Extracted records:
▼▼▼

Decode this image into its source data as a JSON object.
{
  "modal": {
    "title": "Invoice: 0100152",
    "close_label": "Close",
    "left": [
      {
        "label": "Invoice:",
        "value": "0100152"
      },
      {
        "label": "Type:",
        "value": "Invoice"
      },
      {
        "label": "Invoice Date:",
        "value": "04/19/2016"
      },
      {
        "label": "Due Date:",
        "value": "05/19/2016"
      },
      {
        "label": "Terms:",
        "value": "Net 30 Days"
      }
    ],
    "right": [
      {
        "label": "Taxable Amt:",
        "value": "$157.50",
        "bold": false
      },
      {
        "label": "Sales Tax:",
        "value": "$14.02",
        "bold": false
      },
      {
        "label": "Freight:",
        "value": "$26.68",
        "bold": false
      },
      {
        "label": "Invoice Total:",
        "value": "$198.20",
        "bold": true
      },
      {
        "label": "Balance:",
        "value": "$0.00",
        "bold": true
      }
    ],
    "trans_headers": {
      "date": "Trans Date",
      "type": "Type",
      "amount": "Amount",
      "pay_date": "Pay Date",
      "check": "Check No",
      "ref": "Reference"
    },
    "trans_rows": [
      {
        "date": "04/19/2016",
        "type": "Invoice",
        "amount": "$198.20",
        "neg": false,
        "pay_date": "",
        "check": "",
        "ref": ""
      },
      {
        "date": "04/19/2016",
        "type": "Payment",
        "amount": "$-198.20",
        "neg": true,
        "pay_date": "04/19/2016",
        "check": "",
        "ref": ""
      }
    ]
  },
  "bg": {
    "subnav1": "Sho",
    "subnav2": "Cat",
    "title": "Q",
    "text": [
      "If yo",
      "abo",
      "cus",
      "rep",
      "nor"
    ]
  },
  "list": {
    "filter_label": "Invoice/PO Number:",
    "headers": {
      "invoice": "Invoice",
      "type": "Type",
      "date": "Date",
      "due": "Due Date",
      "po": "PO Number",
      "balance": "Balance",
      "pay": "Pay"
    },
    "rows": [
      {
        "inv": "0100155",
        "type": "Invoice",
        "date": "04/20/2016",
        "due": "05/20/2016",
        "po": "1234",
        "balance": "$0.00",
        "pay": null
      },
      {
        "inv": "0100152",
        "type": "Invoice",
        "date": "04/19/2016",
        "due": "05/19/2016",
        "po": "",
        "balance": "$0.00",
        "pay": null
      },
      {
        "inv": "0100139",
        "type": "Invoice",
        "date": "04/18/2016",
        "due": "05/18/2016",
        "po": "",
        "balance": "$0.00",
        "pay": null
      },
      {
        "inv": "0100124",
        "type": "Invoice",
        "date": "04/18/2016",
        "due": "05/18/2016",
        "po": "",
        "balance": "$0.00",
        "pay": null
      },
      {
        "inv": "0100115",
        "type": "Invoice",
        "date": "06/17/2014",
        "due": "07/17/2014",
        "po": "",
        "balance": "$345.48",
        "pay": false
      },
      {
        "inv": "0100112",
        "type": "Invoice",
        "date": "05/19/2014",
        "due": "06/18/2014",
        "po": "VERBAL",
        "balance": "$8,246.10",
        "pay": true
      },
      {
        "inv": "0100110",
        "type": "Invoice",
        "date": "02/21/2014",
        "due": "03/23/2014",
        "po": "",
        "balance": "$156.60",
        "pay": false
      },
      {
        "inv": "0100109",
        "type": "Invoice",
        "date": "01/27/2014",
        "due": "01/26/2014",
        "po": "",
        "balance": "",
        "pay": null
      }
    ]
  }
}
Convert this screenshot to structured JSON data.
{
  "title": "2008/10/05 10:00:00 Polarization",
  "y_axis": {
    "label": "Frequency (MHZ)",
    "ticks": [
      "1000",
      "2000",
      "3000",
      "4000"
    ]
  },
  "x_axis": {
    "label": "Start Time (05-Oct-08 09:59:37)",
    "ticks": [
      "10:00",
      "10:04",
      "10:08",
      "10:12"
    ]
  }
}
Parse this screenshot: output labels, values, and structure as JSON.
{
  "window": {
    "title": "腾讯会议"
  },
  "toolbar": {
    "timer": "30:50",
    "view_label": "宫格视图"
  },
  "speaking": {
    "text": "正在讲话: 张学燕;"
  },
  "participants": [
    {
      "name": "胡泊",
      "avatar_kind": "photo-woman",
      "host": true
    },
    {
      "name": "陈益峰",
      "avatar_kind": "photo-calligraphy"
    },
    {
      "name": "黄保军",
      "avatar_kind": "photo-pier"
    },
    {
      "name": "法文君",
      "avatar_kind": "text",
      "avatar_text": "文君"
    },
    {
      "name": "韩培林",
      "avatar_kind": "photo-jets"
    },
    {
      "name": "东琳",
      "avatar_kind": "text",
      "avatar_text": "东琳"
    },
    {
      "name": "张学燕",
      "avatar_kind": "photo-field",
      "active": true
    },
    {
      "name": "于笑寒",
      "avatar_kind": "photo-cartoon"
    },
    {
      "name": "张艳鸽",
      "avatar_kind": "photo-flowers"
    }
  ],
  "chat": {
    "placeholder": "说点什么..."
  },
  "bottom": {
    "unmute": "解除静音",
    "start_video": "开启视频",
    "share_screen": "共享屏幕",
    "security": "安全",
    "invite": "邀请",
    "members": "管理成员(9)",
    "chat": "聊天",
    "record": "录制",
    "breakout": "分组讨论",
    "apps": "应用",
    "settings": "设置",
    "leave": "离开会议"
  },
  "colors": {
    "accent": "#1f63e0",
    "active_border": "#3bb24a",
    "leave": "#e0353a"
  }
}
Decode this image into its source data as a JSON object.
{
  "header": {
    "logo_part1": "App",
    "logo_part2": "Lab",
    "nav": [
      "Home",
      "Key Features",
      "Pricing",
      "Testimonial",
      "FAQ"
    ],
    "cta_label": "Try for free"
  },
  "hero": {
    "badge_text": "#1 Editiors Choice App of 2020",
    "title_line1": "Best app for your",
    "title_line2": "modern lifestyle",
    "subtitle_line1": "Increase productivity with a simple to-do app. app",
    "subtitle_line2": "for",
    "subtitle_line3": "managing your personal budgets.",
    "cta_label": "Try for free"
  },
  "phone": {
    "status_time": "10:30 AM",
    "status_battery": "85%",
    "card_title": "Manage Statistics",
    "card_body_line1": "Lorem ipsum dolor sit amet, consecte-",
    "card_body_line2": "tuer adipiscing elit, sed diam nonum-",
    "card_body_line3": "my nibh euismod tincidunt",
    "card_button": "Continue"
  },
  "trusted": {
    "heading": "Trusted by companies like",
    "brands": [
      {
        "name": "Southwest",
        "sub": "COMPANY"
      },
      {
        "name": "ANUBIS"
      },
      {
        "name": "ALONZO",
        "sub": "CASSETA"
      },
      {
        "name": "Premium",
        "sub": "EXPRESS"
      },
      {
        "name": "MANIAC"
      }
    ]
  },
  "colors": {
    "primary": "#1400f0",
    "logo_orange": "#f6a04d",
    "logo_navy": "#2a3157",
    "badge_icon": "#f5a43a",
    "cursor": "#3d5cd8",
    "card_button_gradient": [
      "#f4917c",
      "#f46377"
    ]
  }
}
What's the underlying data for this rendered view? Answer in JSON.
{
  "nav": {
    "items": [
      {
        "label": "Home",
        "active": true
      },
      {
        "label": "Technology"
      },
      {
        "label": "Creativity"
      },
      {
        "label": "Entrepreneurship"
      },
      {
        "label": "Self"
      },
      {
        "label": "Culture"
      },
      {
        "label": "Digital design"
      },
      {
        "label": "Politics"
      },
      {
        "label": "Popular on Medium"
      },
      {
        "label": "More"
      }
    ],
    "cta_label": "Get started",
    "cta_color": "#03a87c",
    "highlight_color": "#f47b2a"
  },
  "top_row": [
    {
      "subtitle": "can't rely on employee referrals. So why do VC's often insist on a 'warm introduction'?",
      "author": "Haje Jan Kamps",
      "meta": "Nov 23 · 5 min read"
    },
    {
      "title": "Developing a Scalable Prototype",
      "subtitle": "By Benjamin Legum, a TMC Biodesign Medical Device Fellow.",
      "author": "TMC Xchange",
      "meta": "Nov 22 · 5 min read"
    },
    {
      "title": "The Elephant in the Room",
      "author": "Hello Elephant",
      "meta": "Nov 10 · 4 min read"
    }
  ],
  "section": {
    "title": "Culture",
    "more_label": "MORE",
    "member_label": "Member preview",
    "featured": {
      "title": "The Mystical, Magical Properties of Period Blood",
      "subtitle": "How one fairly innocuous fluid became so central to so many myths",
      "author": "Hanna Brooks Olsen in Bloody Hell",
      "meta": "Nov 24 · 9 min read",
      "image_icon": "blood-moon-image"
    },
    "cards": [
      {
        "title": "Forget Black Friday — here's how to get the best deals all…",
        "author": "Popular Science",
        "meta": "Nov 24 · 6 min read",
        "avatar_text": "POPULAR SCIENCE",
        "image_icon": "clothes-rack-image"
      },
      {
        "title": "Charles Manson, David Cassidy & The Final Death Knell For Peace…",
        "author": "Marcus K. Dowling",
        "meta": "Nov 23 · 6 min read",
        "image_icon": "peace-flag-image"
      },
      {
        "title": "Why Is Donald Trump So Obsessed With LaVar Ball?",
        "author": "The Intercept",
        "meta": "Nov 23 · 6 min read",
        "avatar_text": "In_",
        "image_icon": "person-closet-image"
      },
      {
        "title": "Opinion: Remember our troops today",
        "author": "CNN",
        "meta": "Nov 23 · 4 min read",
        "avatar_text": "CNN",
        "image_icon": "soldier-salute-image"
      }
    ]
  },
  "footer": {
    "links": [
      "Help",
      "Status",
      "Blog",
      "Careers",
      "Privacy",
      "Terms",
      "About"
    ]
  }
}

▲▲▲

Given instruction: Find every line that holds "photo" and copy it.

Task answer:
      "avatar_kind": "photo-woman",
      "avatar_kind": "photo-calligraphy"
      "avatar_kind": "photo-pier"
      "avatar_kind": "photo-jets"
      "avatar_kind": "photo-field",
      "avatar_kind": "photo-cartoon"
      "avatar_kind": "photo-flowers"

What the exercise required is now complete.